##### Records for the task #####
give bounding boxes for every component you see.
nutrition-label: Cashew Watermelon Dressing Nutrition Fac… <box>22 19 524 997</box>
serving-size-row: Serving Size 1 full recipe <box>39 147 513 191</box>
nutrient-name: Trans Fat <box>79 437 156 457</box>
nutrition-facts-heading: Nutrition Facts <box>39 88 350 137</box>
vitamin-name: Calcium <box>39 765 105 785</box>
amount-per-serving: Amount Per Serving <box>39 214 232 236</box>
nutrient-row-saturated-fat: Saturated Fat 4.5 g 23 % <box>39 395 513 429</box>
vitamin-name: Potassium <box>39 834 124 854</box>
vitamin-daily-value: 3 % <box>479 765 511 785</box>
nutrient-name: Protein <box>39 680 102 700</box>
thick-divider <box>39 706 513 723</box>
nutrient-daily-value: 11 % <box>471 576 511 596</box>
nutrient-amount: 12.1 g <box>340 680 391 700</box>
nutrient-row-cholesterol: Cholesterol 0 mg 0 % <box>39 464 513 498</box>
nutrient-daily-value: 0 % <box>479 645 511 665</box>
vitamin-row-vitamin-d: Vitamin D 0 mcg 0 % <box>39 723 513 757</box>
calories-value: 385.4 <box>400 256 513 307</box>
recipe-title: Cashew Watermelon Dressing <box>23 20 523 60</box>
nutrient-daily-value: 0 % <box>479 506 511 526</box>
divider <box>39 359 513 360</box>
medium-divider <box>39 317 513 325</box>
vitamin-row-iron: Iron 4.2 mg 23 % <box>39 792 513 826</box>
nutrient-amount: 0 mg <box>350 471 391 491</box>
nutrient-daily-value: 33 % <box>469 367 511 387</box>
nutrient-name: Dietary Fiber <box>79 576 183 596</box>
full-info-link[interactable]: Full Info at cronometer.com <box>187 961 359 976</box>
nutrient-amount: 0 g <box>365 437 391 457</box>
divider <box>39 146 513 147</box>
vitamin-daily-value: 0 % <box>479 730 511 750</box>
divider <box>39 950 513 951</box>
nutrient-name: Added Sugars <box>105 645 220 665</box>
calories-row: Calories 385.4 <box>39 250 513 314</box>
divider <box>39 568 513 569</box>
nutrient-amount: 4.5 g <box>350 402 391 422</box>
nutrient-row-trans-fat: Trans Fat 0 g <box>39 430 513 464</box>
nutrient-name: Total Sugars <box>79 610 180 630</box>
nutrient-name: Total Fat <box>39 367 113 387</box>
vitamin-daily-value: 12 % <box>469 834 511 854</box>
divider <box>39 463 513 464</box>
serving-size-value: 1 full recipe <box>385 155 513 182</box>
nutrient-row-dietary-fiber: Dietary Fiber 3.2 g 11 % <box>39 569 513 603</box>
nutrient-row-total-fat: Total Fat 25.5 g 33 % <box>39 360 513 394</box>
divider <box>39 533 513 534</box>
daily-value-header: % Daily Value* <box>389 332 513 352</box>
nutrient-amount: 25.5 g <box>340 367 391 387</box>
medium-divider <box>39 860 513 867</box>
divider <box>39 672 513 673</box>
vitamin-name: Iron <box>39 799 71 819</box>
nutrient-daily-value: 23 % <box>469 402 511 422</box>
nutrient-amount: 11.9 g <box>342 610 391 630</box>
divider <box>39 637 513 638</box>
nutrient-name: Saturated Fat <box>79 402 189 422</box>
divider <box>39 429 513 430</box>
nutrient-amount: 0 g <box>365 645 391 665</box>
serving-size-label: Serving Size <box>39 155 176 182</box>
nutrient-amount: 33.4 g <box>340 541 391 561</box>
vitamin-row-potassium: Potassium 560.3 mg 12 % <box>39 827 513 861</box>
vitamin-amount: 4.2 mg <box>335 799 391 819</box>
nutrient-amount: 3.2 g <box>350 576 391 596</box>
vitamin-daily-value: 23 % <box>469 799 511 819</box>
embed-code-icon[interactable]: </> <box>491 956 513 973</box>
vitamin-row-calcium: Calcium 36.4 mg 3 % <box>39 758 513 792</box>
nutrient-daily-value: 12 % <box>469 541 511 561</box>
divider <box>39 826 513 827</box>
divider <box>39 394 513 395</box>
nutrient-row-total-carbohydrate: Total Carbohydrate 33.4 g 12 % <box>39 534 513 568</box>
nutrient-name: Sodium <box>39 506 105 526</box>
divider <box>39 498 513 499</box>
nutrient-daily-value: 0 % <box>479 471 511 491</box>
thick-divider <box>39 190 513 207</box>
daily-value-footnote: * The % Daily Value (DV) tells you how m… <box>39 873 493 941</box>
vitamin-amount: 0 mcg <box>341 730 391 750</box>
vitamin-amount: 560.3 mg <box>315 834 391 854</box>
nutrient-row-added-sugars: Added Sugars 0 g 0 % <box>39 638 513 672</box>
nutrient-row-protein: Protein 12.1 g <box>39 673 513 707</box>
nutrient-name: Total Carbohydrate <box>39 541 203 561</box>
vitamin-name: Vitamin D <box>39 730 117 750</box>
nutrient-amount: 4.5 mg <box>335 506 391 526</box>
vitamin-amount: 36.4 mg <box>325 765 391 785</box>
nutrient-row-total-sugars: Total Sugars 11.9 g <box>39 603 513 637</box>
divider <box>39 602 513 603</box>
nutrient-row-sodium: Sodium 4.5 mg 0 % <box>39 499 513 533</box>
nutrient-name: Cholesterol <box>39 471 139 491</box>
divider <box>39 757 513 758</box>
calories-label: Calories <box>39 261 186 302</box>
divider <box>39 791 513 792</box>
#####
**Activity:**
Copy out all lines above that include the string "Sodium".

**Solution for this problem:**
nutrient-name: Sodium <box>39 506 105 526</box>
nutrient-row-sodium: Sodium 4.5 mg 0 % <box>39 499 513 533</box>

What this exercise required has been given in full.